_Dataset:_
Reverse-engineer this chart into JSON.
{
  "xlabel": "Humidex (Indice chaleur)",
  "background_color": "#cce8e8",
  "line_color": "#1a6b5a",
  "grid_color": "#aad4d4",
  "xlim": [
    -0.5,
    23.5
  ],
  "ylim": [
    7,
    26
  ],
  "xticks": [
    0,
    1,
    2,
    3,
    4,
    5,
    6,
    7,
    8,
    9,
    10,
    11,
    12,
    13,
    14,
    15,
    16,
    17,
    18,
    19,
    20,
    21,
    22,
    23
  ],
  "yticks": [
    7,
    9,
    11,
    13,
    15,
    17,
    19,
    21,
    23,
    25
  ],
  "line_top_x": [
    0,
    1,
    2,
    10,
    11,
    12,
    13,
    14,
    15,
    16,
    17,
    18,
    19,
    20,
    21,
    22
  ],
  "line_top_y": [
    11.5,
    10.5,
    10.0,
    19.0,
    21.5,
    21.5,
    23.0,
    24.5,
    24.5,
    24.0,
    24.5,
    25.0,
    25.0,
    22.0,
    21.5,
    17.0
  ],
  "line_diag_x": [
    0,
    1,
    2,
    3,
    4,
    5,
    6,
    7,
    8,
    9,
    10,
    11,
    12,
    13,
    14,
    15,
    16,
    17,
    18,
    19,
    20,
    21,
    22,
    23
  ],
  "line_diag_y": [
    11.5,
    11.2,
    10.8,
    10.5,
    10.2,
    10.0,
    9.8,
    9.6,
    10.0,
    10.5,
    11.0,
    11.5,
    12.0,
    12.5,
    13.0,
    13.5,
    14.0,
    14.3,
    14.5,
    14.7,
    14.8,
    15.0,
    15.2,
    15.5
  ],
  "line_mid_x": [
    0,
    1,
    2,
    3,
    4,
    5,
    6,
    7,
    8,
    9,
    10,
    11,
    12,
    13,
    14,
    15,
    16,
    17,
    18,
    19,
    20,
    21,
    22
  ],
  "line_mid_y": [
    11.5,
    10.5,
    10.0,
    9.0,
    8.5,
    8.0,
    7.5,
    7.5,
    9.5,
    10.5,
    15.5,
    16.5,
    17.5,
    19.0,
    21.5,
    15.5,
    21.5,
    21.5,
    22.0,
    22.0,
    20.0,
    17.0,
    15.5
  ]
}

* * *

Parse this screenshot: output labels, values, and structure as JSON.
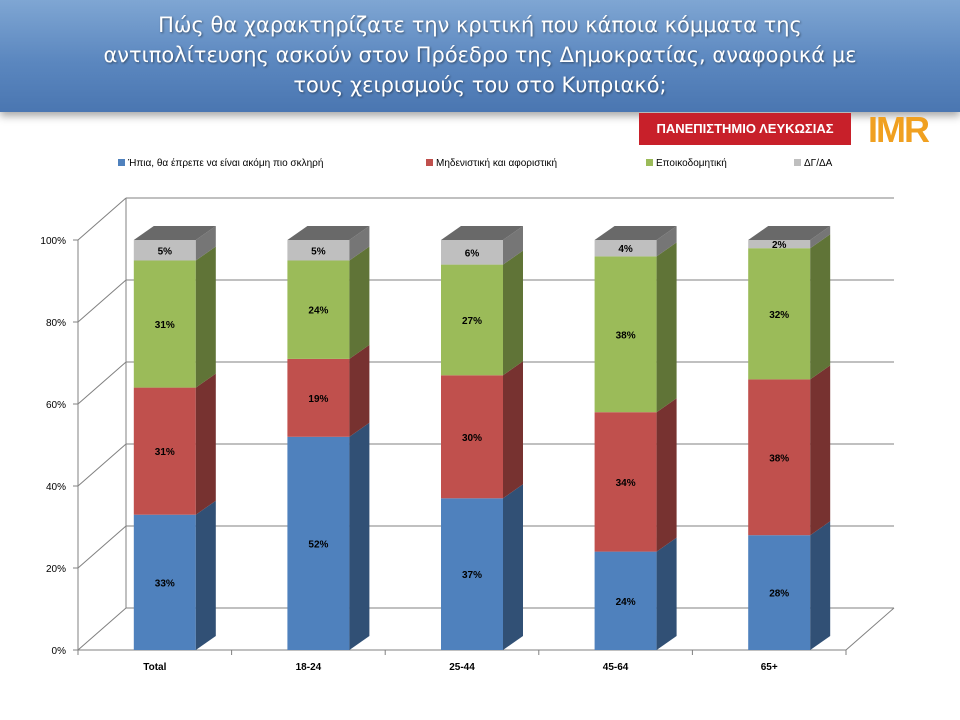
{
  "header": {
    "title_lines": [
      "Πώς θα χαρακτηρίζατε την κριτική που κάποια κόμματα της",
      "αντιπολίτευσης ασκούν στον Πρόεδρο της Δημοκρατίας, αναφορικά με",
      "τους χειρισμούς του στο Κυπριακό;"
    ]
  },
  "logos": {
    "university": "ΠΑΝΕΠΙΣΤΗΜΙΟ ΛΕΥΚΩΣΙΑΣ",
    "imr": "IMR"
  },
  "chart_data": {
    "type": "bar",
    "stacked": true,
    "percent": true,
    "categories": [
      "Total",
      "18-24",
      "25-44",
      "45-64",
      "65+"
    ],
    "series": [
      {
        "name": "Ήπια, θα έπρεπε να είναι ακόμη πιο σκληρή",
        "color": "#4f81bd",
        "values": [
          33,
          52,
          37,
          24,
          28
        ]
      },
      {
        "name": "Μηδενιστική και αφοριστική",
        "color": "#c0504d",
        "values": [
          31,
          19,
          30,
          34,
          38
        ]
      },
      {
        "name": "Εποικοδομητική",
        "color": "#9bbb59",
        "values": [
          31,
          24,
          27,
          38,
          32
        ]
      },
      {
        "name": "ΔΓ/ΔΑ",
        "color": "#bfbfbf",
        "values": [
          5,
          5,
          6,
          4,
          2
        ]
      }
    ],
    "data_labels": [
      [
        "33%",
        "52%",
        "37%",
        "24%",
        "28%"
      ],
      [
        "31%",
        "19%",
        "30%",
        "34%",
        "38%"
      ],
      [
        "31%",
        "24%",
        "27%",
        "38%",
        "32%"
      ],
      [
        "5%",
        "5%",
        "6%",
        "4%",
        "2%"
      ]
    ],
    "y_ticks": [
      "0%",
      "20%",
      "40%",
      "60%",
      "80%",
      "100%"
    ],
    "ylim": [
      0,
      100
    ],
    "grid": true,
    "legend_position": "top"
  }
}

_What the exercise asks:_
Check each line of the records above for "JSON", and copy those that have it.

_Response to the task:_
Reverse-engineer this chart into JSON.
Parse this screenshot: output labels, values, and structure as JSON.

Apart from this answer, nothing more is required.